Copy each line where the word "title" occurs.

* begin *

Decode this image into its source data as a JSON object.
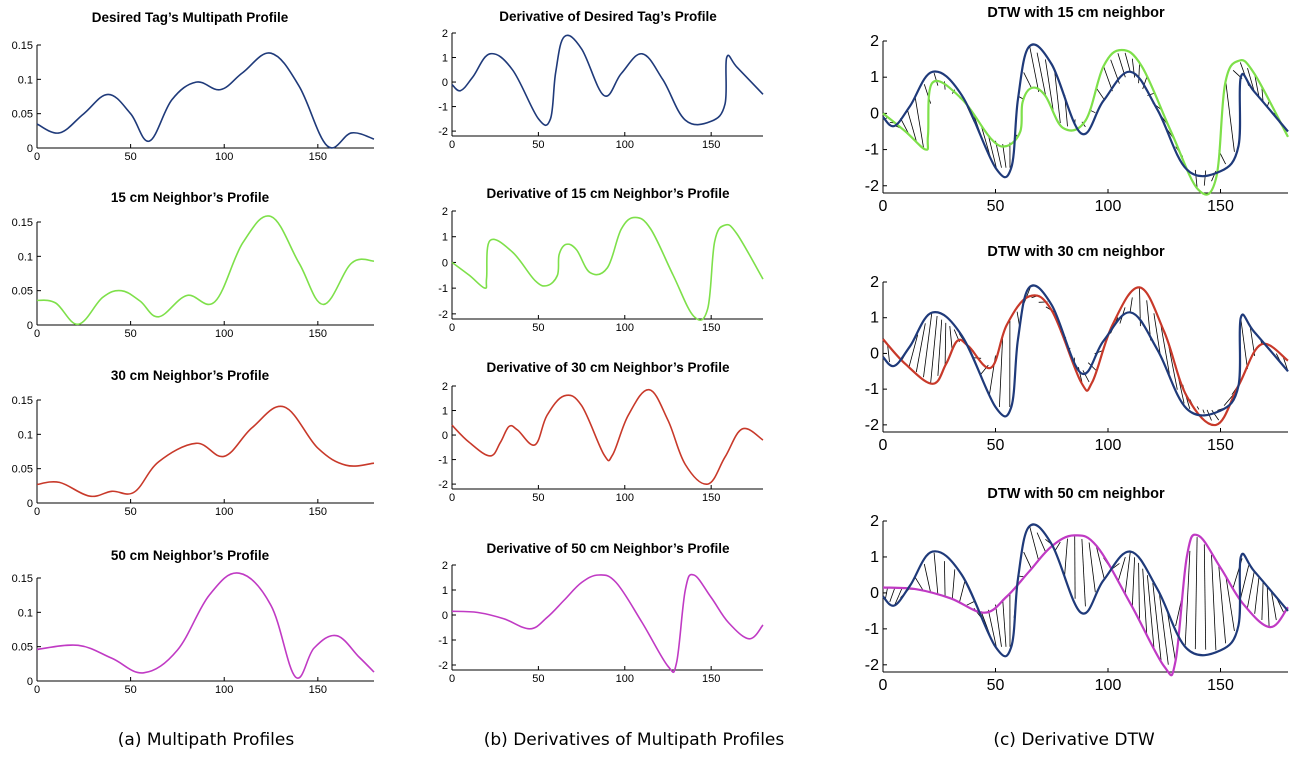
{
  "colors": {
    "desired": "#1f3a7a",
    "neighbor_15": "#7ee04a",
    "neighbor_30": "#c8392a",
    "neighbor_50": "#c03ac4",
    "match_lines": "#000000"
  },
  "captions": {
    "a": "(a) Multipath Profiles",
    "b": "(b) Derivatives of Multipath Profiles",
    "c": "(c) Derivative DTW"
  },
  "chart_data": [
    {
      "id": "a1",
      "type": "line",
      "title": "Desired Tag’s Multipath Profile",
      "xlim": [
        0,
        180
      ],
      "ylim": [
        0,
        0.15
      ],
      "xticks": [
        "0",
        "50",
        "100",
        "150"
      ],
      "yticks": [
        "0",
        "0.05",
        "0.1",
        "0.15"
      ],
      "grid": false,
      "series": [
        {
          "color_key": "desired",
          "x": [
            0,
            12,
            25,
            38,
            50,
            60,
            72,
            85,
            98,
            110,
            125,
            140,
            155,
            168,
            180
          ],
          "y": [
            0.035,
            0.022,
            0.05,
            0.078,
            0.05,
            0.01,
            0.07,
            0.096,
            0.085,
            0.11,
            0.138,
            0.09,
            0.003,
            0.022,
            0.013
          ]
        }
      ]
    },
    {
      "id": "a2",
      "type": "line",
      "title": "15 cm Neighbor’s Profile",
      "xlim": [
        0,
        180
      ],
      "ylim": [
        0,
        0.15
      ],
      "xticks": [
        "0",
        "50",
        "100",
        "150"
      ],
      "yticks": [
        "0",
        "0.05",
        "0.1",
        "0.15"
      ],
      "grid": false,
      "series": [
        {
          "color_key": "neighbor_15",
          "x": [
            0,
            10,
            22,
            35,
            45,
            55,
            65,
            80,
            95,
            110,
            125,
            140,
            153,
            168,
            180
          ],
          "y": [
            0.036,
            0.032,
            0.001,
            0.04,
            0.05,
            0.035,
            0.012,
            0.043,
            0.034,
            0.12,
            0.158,
            0.09,
            0.03,
            0.09,
            0.093
          ]
        }
      ]
    },
    {
      "id": "a3",
      "type": "line",
      "title": "30 cm Neighbor’s Profile",
      "xlim": [
        0,
        180
      ],
      "ylim": [
        0,
        0.15
      ],
      "xticks": [
        "0",
        "50",
        "100",
        "150"
      ],
      "yticks": [
        "0",
        "0.05",
        "0.1",
        "0.15"
      ],
      "grid": false,
      "series": [
        {
          "color_key": "neighbor_30",
          "x": [
            0,
            12,
            28,
            40,
            52,
            65,
            85,
            100,
            115,
            132,
            150,
            165,
            180
          ],
          "y": [
            0.027,
            0.03,
            0.01,
            0.017,
            0.016,
            0.06,
            0.087,
            0.068,
            0.11,
            0.14,
            0.08,
            0.055,
            0.058
          ]
        }
      ]
    },
    {
      "id": "a4",
      "type": "line",
      "title": "50 cm Neighbor’s Profile",
      "xlim": [
        0,
        180
      ],
      "ylim": [
        0,
        0.15
      ],
      "xticks": [
        "0",
        "50",
        "100",
        "150"
      ],
      "yticks": [
        "0",
        "0.05",
        "0.1",
        "0.15"
      ],
      "grid": false,
      "series": [
        {
          "color_key": "neighbor_50",
          "x": [
            0,
            22,
            40,
            57,
            75,
            92,
            108,
            125,
            138,
            148,
            160,
            172,
            180
          ],
          "y": [
            0.046,
            0.052,
            0.033,
            0.012,
            0.045,
            0.125,
            0.157,
            0.11,
            0.006,
            0.048,
            0.066,
            0.035,
            0.013
          ]
        }
      ]
    },
    {
      "id": "b1",
      "type": "line",
      "title": "Derivative of Desired Tag’s Profile",
      "xlim": [
        0,
        180
      ],
      "ylim": [
        -2.2,
        2
      ],
      "xticks": [
        "0",
        "50",
        "100",
        "150"
      ],
      "yticks": [
        "-2",
        "-1",
        "0",
        "1",
        "2"
      ],
      "grid": false,
      "series": [
        {
          "color_key": "desired",
          "x": [
            0,
            5,
            12,
            22,
            35,
            50,
            57,
            60,
            65,
            75,
            88,
            98,
            110,
            122,
            135,
            150,
            158,
            159,
            165,
            180
          ],
          "y": [
            -0.1,
            -0.35,
            0.2,
            1.15,
            0.5,
            -1.5,
            -1.5,
            0.4,
            1.85,
            1.35,
            -0.55,
            0.35,
            1.15,
            0.1,
            -1.55,
            -1.6,
            -0.9,
            1.0,
            0.6,
            -0.5
          ]
        }
      ]
    },
    {
      "id": "b2",
      "type": "line",
      "title": "Derivative of 15 cm Neighbor’s Profile",
      "xlim": [
        0,
        180
      ],
      "ylim": [
        -2.2,
        2
      ],
      "xticks": [
        "0",
        "50",
        "100",
        "150"
      ],
      "yticks": [
        "-2",
        "-1",
        "0",
        "1",
        "2"
      ],
      "grid": false,
      "series": [
        {
          "color_key": "neighbor_15",
          "x": [
            0,
            10,
            19,
            20,
            22,
            35,
            48,
            55,
            61,
            62,
            66,
            72,
            80,
            90,
            98,
            106,
            115,
            128,
            140,
            148,
            152,
            158,
            165,
            180
          ],
          "y": [
            0.0,
            -0.5,
            -1.0,
            -0.6,
            0.85,
            0.4,
            -0.7,
            -0.9,
            -0.5,
            0.3,
            0.7,
            0.5,
            -0.4,
            -0.2,
            1.3,
            1.75,
            1.3,
            -0.5,
            -2.1,
            -1.8,
            0.8,
            1.45,
            1.1,
            -0.65
          ]
        }
      ]
    },
    {
      "id": "b3",
      "type": "line",
      "title": "Derivative of 30 cm Neighbor’s Profile",
      "xlim": [
        0,
        180
      ],
      "ylim": [
        -2.2,
        2
      ],
      "xticks": [
        "0",
        "50",
        "100",
        "150"
      ],
      "yticks": [
        "-2",
        "-1",
        "0",
        "1",
        "2"
      ],
      "grid": false,
      "series": [
        {
          "color_key": "neighbor_30",
          "x": [
            0,
            10,
            22,
            28,
            33,
            38,
            48,
            55,
            65,
            75,
            88,
            93,
            102,
            114,
            125,
            135,
            148,
            158,
            168,
            180
          ],
          "y": [
            0.4,
            -0.3,
            -0.85,
            -0.3,
            0.35,
            0.2,
            -0.4,
            0.8,
            1.6,
            1.2,
            -0.8,
            -0.8,
            0.8,
            1.85,
            0.6,
            -1.2,
            -2.0,
            -0.9,
            0.25,
            -0.2
          ]
        }
      ]
    },
    {
      "id": "b4",
      "type": "line",
      "title": "Derivative of 50 cm Neighbor’s Profile",
      "xlim": [
        0,
        180
      ],
      "ylim": [
        -2.2,
        2
      ],
      "xticks": [
        "0",
        "50",
        "100",
        "150"
      ],
      "yticks": [
        "-2",
        "-1",
        "0",
        "1",
        "2"
      ],
      "grid": false,
      "series": [
        {
          "color_key": "neighbor_50",
          "x": [
            0,
            15,
            30,
            45,
            55,
            65,
            75,
            85,
            95,
            110,
            125,
            130,
            135,
            140,
            150,
            160,
            172,
            180
          ],
          "y": [
            0.15,
            0.1,
            -0.15,
            -0.55,
            -0.1,
            0.6,
            1.3,
            1.6,
            1.3,
            -0.3,
            -2.05,
            -1.9,
            1.0,
            1.6,
            0.7,
            -0.3,
            -0.95,
            -0.4
          ]
        }
      ]
    },
    {
      "id": "c1",
      "type": "line",
      "title": "DTW with 15 cm neighbor",
      "xlim": [
        0,
        180
      ],
      "ylim": [
        -2.2,
        2
      ],
      "xticks": [
        "0",
        "50",
        "100",
        "150"
      ],
      "yticks": [
        "-2",
        "-1",
        "0",
        "1",
        "2"
      ],
      "grid": false,
      "series": [
        {
          "color_key": "neighbor_15",
          "x": [
            0,
            10,
            19,
            20,
            22,
            35,
            48,
            55,
            61,
            62,
            66,
            72,
            80,
            90,
            98,
            106,
            115,
            128,
            140,
            148,
            152,
            158,
            165,
            180
          ],
          "y": [
            0.0,
            -0.5,
            -1.0,
            -0.6,
            0.85,
            0.4,
            -0.7,
            -0.9,
            -0.5,
            0.3,
            0.7,
            0.5,
            -0.4,
            -0.2,
            1.3,
            1.75,
            1.3,
            -0.5,
            -2.1,
            -1.8,
            0.8,
            1.45,
            1.1,
            -0.65
          ]
        },
        {
          "color_key": "desired",
          "x": [
            0,
            5,
            12,
            22,
            35,
            50,
            57,
            60,
            65,
            75,
            88,
            98,
            110,
            122,
            135,
            150,
            158,
            159,
            165,
            180
          ],
          "y": [
            -0.1,
            -0.35,
            0.2,
            1.15,
            0.5,
            -1.5,
            -1.5,
            0.4,
            1.85,
            1.35,
            -0.55,
            0.35,
            1.15,
            0.1,
            -1.55,
            -1.6,
            -0.9,
            1.0,
            0.6,
            -0.5
          ]
        }
      ]
    },
    {
      "id": "c2",
      "type": "line",
      "title": "DTW with 30 cm neighbor",
      "xlim": [
        0,
        180
      ],
      "ylim": [
        -2.2,
        2
      ],
      "xticks": [
        "0",
        "50",
        "100",
        "150"
      ],
      "yticks": [
        "-2",
        "-1",
        "0",
        "1",
        "2"
      ],
      "grid": false,
      "series": [
        {
          "color_key": "neighbor_30",
          "x": [
            0,
            10,
            22,
            28,
            33,
            38,
            48,
            55,
            65,
            75,
            88,
            93,
            102,
            114,
            125,
            135,
            148,
            158,
            168,
            180
          ],
          "y": [
            0.4,
            -0.3,
            -0.85,
            -0.3,
            0.35,
            0.2,
            -0.4,
            0.8,
            1.6,
            1.2,
            -0.8,
            -0.8,
            0.8,
            1.85,
            0.6,
            -1.2,
            -2.0,
            -0.9,
            0.25,
            -0.2
          ]
        },
        {
          "color_key": "desired",
          "x": [
            0,
            5,
            12,
            22,
            35,
            50,
            57,
            60,
            65,
            75,
            88,
            98,
            110,
            122,
            135,
            150,
            158,
            159,
            165,
            180
          ],
          "y": [
            -0.1,
            -0.35,
            0.2,
            1.15,
            0.5,
            -1.5,
            -1.5,
            0.4,
            1.85,
            1.35,
            -0.55,
            0.35,
            1.15,
            0.1,
            -1.55,
            -1.6,
            -0.9,
            1.0,
            0.6,
            -0.5
          ]
        }
      ]
    },
    {
      "id": "c3",
      "type": "line",
      "title": "DTW with 50 cm neighbor",
      "xlim": [
        0,
        180
      ],
      "ylim": [
        -2.2,
        2
      ],
      "xticks": [
        "0",
        "50",
        "100",
        "150"
      ],
      "yticks": [
        "-2",
        "-1",
        "0",
        "1",
        "2"
      ],
      "grid": false,
      "series": [
        {
          "color_key": "neighbor_50",
          "x": [
            0,
            15,
            30,
            45,
            55,
            65,
            75,
            85,
            95,
            110,
            125,
            130,
            135,
            140,
            150,
            160,
            172,
            180
          ],
          "y": [
            0.15,
            0.1,
            -0.15,
            -0.55,
            -0.1,
            0.6,
            1.3,
            1.6,
            1.3,
            -0.3,
            -2.05,
            -1.9,
            1.0,
            1.6,
            0.7,
            -0.3,
            -0.95,
            -0.4
          ]
        },
        {
          "color_key": "desired",
          "x": [
            0,
            5,
            12,
            22,
            35,
            50,
            57,
            60,
            65,
            75,
            88,
            98,
            110,
            122,
            135,
            150,
            158,
            159,
            165,
            180
          ],
          "y": [
            -0.1,
            -0.35,
            0.2,
            1.15,
            0.5,
            -1.5,
            -1.5,
            0.4,
            1.85,
            1.35,
            -0.55,
            0.35,
            1.15,
            0.1,
            -1.55,
            -1.6,
            -0.9,
            1.0,
            0.6,
            -0.5
          ]
        }
      ]
    }
  ]
}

* end *

*Solution to the problem*.
      "title": "Desired Tag’s Multipath Profile",
      "title": "15 cm Neighbor’s Profile",
      "title": "30 cm Neighbor’s Profile",
      "title": "50 cm Neighbor’s Profile",
      "title": "Derivative of Desired Tag’s Profile",
      "title": "Derivative of 15 cm Neighbor’s Profile",
      "title": "Derivative of 30 cm Neighbor’s Profile",
      "title": "Derivative of 50 cm Neighbor’s Profile",
      "title": "DTW with 15 cm neighbor",
      "title": "DTW with 30 cm neighbor",
      "title": "DTW with 50 cm neighbor",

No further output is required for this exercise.